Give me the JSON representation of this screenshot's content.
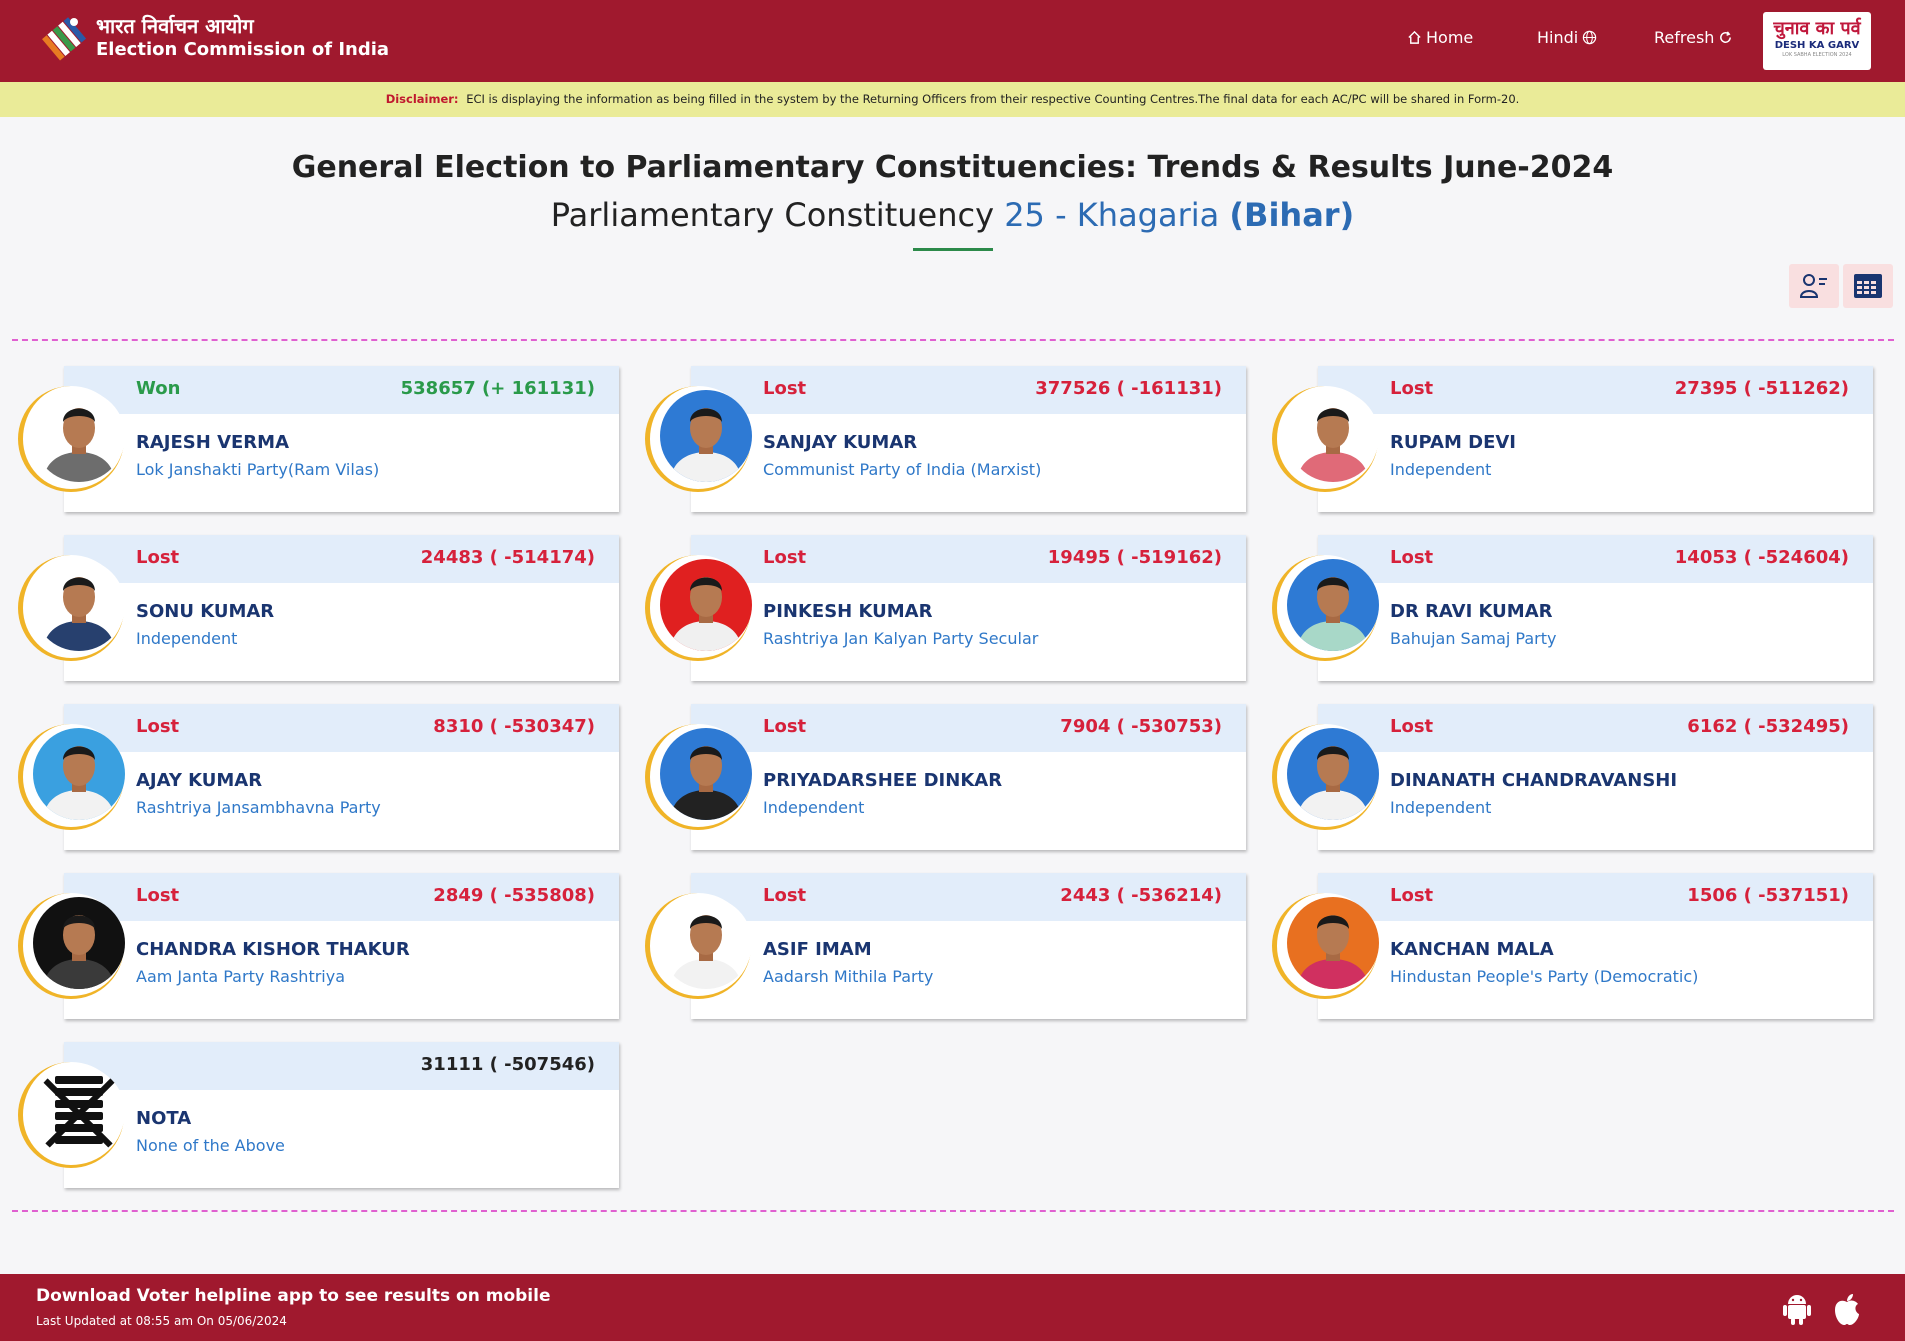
{
  "header": {
    "brand_hindi": "भारत निर्वाचन आयोग",
    "brand_english": "Election Commission of India",
    "nav": {
      "home": "Home",
      "hindi": "Hindi",
      "refresh": "Refresh"
    },
    "logo": {
      "hindi": "चुनाव का पर्व",
      "english": "DESH KA GARV",
      "sub": "LOK SABHA ELECTION 2024"
    }
  },
  "disclaimer": {
    "label": "Disclaimer:",
    "text": "ECI is displaying the information as being filled in the system by the Returning Officers from their respective Counting Centres.The final data for each AC/PC will be shared in Form-20."
  },
  "title": {
    "line1": "General Election to Parliamentary Constituencies: Trends & Results June-2024",
    "line2_prefix": "Parliamentary Constituency",
    "pc_name": "25 - Khagaria",
    "state": "(Bihar)"
  },
  "candidates": [
    {
      "status": "Won",
      "votes": "538657 (+ 161131)",
      "name": "RAJESH VERMA",
      "party": "Lok Janshakti Party(Ram Vilas)",
      "photo_bg": "#ffffff",
      "shirt": "#6d6d6d"
    },
    {
      "status": "Lost",
      "votes": "377526 ( -161131)",
      "name": "SANJAY KUMAR",
      "party": "Communist Party of India (Marxist)",
      "photo_bg": "#2e7ad4",
      "shirt": "#f2f2f2"
    },
    {
      "status": "Lost",
      "votes": "27395 ( -511262)",
      "name": "RUPAM DEVI",
      "party": "Independent",
      "photo_bg": "#ffffff",
      "shirt": "#e06a78"
    },
    {
      "status": "Lost",
      "votes": "24483 ( -514174)",
      "name": "SONU KUMAR",
      "party": "Independent",
      "photo_bg": "#ffffff",
      "shirt": "#27406e"
    },
    {
      "status": "Lost",
      "votes": "19495 ( -519162)",
      "name": "PINKESH KUMAR",
      "party": "Rashtriya Jan Kalyan Party Secular",
      "photo_bg": "#e02020",
      "shirt": "#f0f0f0"
    },
    {
      "status": "Lost",
      "votes": "14053 ( -524604)",
      "name": "DR RAVI KUMAR",
      "party": "Bahujan Samaj Party",
      "photo_bg": "#2e7ad4",
      "shirt": "#a8d8c8"
    },
    {
      "status": "Lost",
      "votes": "8310 ( -530347)",
      "name": "AJAY KUMAR",
      "party": "Rashtriya Jansambhavna Party",
      "photo_bg": "#3aa0e0",
      "shirt": "#f2f2f2"
    },
    {
      "status": "Lost",
      "votes": "7904 ( -530753)",
      "name": "PRIYADARSHEE DINKAR",
      "party": "Independent",
      "photo_bg": "#2e7ad4",
      "shirt": "#222222"
    },
    {
      "status": "Lost",
      "votes": "6162 ( -532495)",
      "name": "DINANATH CHANDRAVANSHI",
      "party": "Independent",
      "photo_bg": "#2e7ad4",
      "shirt": "#f2f2f2"
    },
    {
      "status": "Lost",
      "votes": "2849 ( -535808)",
      "name": "CHANDRA KISHOR THAKUR",
      "party": "Aam Janta Party Rashtriya",
      "photo_bg": "#111111",
      "shirt": "#3a3a3a"
    },
    {
      "status": "Lost",
      "votes": "2443 ( -536214)",
      "name": "ASIF IMAM",
      "party": "Aadarsh Mithila Party",
      "photo_bg": "#ffffff",
      "shirt": "#f2f2f2"
    },
    {
      "status": "Lost",
      "votes": "1506 ( -537151)",
      "name": "KANCHAN MALA",
      "party": "Hindustan People's Party (Democratic)",
      "photo_bg": "#e87020",
      "shirt": "#d03060"
    }
  ],
  "nota": {
    "status": "",
    "votes": "31111 ( -507546)",
    "name": "NOTA",
    "party": "None of the Above"
  },
  "footer": {
    "title": "Download Voter helpline app to see results on mobile",
    "updated": "Last Updated at 08:55 am On 05/06/2024"
  },
  "colors": {
    "primary": "#a0192e",
    "won": "#2a9a4a",
    "lost": "#d6213b",
    "party": "#2f78c8",
    "name": "#1a3570"
  }
}
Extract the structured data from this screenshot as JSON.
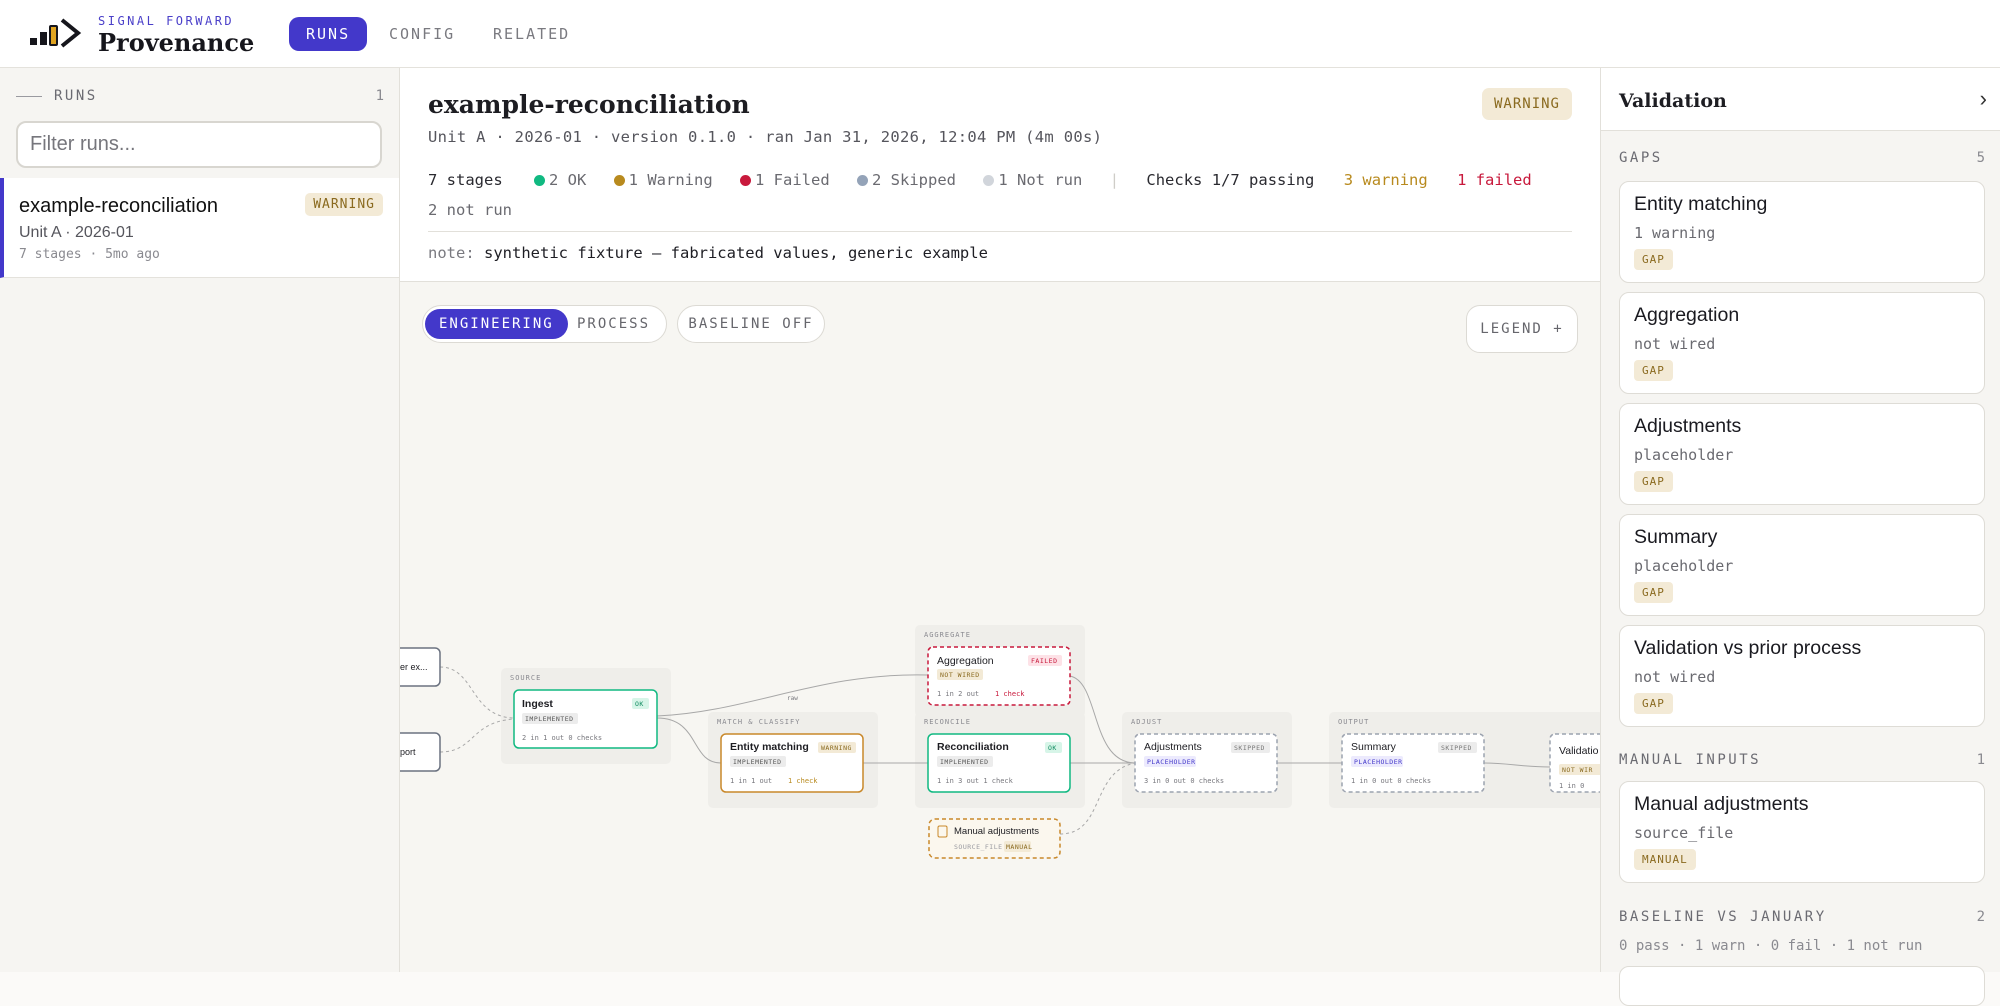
{
  "brand": {
    "kicker": "SIGNAL FORWARD",
    "name": "Provenance"
  },
  "nav": {
    "tabs": [
      {
        "label": "RUNS",
        "active": true
      },
      {
        "label": "CONFIG"
      },
      {
        "label": "RELATED"
      }
    ]
  },
  "runs_panel": {
    "heading": "RUNS",
    "count": "1",
    "filter_placeholder": "Filter runs...",
    "items": [
      {
        "title": "example-reconciliation",
        "subtitle": "Unit A · 2026-01",
        "meta": "7 stages · 5mo ago",
        "badge": "WARNING"
      }
    ]
  },
  "run": {
    "title": "example-reconciliation",
    "badge": "WARNING",
    "info": "Unit A · 2026-01 · version 0.1.0 · ran Jan 31, 2026, 12:04 PM (4m 00s)",
    "stages": "7 stages",
    "stats": [
      {
        "label": "2 OK",
        "color": "#10b981"
      },
      {
        "label": "1 Warning",
        "color": "#b88a1e"
      },
      {
        "label": "1 Failed",
        "color": "#c8193c"
      },
      {
        "label": "2 Skipped",
        "color": "#94a3b8"
      },
      {
        "label": "1 Not run",
        "color": "#d1d5db"
      }
    ],
    "checks": "Checks 1/7 passing",
    "checks_warning": "3 warning",
    "checks_failed": "1 failed",
    "checks_not_run": "2 not run",
    "note_label": "note:",
    "note_text": "synthetic fixture — fabricated values, generic example"
  },
  "canvas": {
    "view_modes": [
      "ENGINEERING",
      "PROCESS"
    ],
    "baseline_toggle": "BASELINE OFF",
    "legend_button": "LEGEND +",
    "groups": [
      "SOURCE",
      "MATCH & CLASSIFY",
      "AGGREGATE",
      "RECONCILE",
      "ADJUST",
      "OUTPUT"
    ],
    "edge_label": "raw",
    "nodes": {
      "left_top": "er ex...",
      "left_bottom": "port",
      "ingest": {
        "title": "Ingest",
        "status": "OK",
        "impl": "IMPLEMENTED",
        "meta": "2 in  1 out  0 checks"
      },
      "entity": {
        "title": "Entity matching",
        "status": "WARNING",
        "impl": "IMPLEMENTED",
        "meta": "1 in  1 out",
        "checks": "1 check"
      },
      "aggregation": {
        "title": "Aggregation",
        "status": "FAILED",
        "impl": "NOT WIRED",
        "meta": "1 in  2 out",
        "checks": "1 check"
      },
      "reconciliation": {
        "title": "Reconciliation",
        "status": "OK",
        "impl": "IMPLEMENTED",
        "meta": "1 in  3 out  1 check"
      },
      "manual": {
        "title": "Manual adjustments",
        "kind": "SOURCE_FILE",
        "tag": "MANUAL"
      },
      "adjustments": {
        "title": "Adjustments",
        "status": "SKIPPED",
        "impl": "PLACEHOLDER",
        "meta": "3 in  0 out  0 checks"
      },
      "summary": {
        "title": "Summary",
        "status": "SKIPPED",
        "impl": "PLACEHOLDER",
        "meta": "1 in  0 out  0 checks"
      },
      "validation": {
        "title": "Validatio",
        "impl": "NOT WIR",
        "meta": "1 in  0"
      }
    }
  },
  "validation_panel": {
    "title": "Validation",
    "sections": [
      {
        "heading": "GAPS",
        "count": "5",
        "cards": [
          {
            "title": "Entity matching",
            "sub": "1 warning",
            "badge": "GAP"
          },
          {
            "title": "Aggregation",
            "sub": "not wired",
            "badge": "GAP"
          },
          {
            "title": "Adjustments",
            "sub": "placeholder",
            "badge": "GAP"
          },
          {
            "title": "Summary",
            "sub": "placeholder",
            "badge": "GAP"
          },
          {
            "title": "Validation vs prior process",
            "sub": "not wired",
            "badge": "GAP"
          }
        ]
      },
      {
        "heading": "MANUAL INPUTS",
        "count": "1",
        "cards": [
          {
            "title": "Manual adjustments",
            "sub": "source_file",
            "badge": "MANUAL"
          }
        ]
      },
      {
        "heading": "BASELINE VS JANUARY",
        "count": "2",
        "summary": "0 pass · 1 warn · 0 fail · 1 not run"
      }
    ]
  }
}
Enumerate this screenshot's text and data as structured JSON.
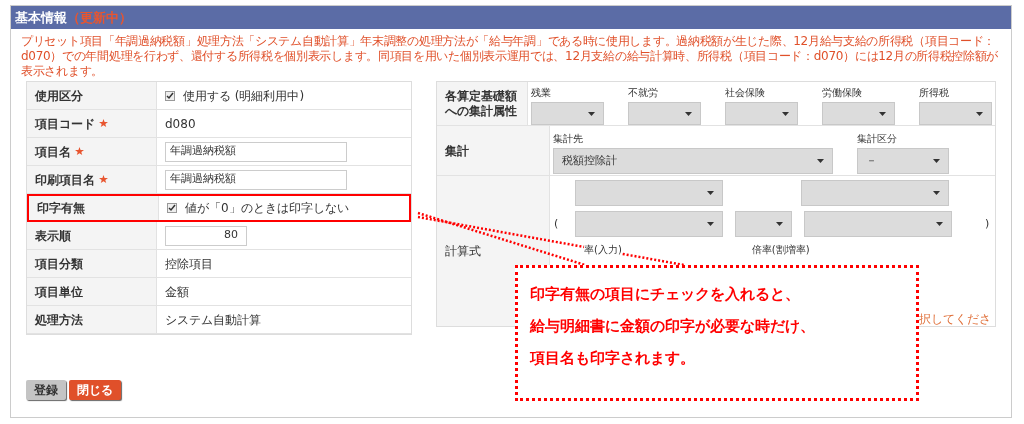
{
  "header": {
    "title": "基本情報",
    "status": "（更新中）"
  },
  "notice": "プリセット項目「年調過納税額」処理方法「システム自動計算」年末調整の処理方法が「給与年調」である時に使用します。過納税額が生じた際、12月給与支給の所得税（項目コード：d070）での年間処理を行わず、還付する所得税を個別表示します。同項目を用いた個別表示運用では、12月支給の給与計算時、所得税（項目コード：d070）には12月の所得税控除額が表示されます。",
  "item_table": [
    {
      "label": "使用区分",
      "required": false,
      "kind": "checkbox",
      "checked": true,
      "value": "使用する (明細利用中)",
      "highlighted": false
    },
    {
      "label": "項目コード",
      "required": true,
      "kind": "text",
      "value": "d080",
      "highlighted": false
    },
    {
      "label": "項目名",
      "required": true,
      "kind": "input",
      "value": "年調過納税額",
      "highlighted": false
    },
    {
      "label": "印刷項目名",
      "required": true,
      "kind": "input",
      "value": "年調過納税額",
      "highlighted": false
    },
    {
      "label": "印字有無",
      "required": false,
      "kind": "checkbox",
      "checked": true,
      "value": "値が「0」のときは印字しない",
      "highlighted": true
    },
    {
      "label": "表示順",
      "required": false,
      "kind": "number",
      "value": "80",
      "highlighted": false
    },
    {
      "label": "項目分類",
      "required": false,
      "kind": "text",
      "value": "控除項目",
      "highlighted": false
    },
    {
      "label": "項目単位",
      "required": false,
      "kind": "text",
      "value": "金額",
      "highlighted": false
    },
    {
      "label": "処理方法",
      "required": false,
      "kind": "text",
      "value": "システム自動計算",
      "highlighted": false
    }
  ],
  "attributes": {
    "label": "各算定基礎額への集計属性",
    "selects": [
      {
        "label": "残業"
      },
      {
        "label": "不就労"
      },
      {
        "label": "社会保険"
      },
      {
        "label": "労働保険"
      },
      {
        "label": "所得税"
      }
    ]
  },
  "aggregation": {
    "label": "集計",
    "target": {
      "label": "集計先",
      "value": "税額控除計"
    },
    "category": {
      "label": "集計区分",
      "value": "－"
    }
  },
  "formula": {
    "label": "計算式",
    "open_paren": "(",
    "close_paren": ")",
    "rate_label": "率(入力)",
    "multiplier_label": "倍率(割増率)",
    "hint": "択してくださ"
  },
  "buttons": [
    {
      "label": "登録",
      "kind": "secondary"
    },
    {
      "label": "閉じる",
      "kind": "primary"
    }
  ],
  "callout": {
    "lines": [
      "印字有無の項目にチェックを入れると、",
      "給与明細書に金額の印字が必要な時だけ、",
      "項目名も印字されます。"
    ]
  }
}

■ ■ ■ ■ ■ ■ ■

Gather every line from the listing above in which "処理方法" appears, and copy those lines.

SOLUTION:
  "notice": "プリセット項目「年調過納税額」処理方法「システム自動計算」年末調整の処理方法が「給与年調」である時に使用します。過納税額が生じた際、12月給与支給の所得税（項目コード：d070）での年間処理を行わず、還付する所得税を個別表示します。同項目を用いた個別表示運用では、12月支給の給与計算時、所得税（項目コード：d070）には12月の所得税控除額が表示されます。",
      "label": "処理方法",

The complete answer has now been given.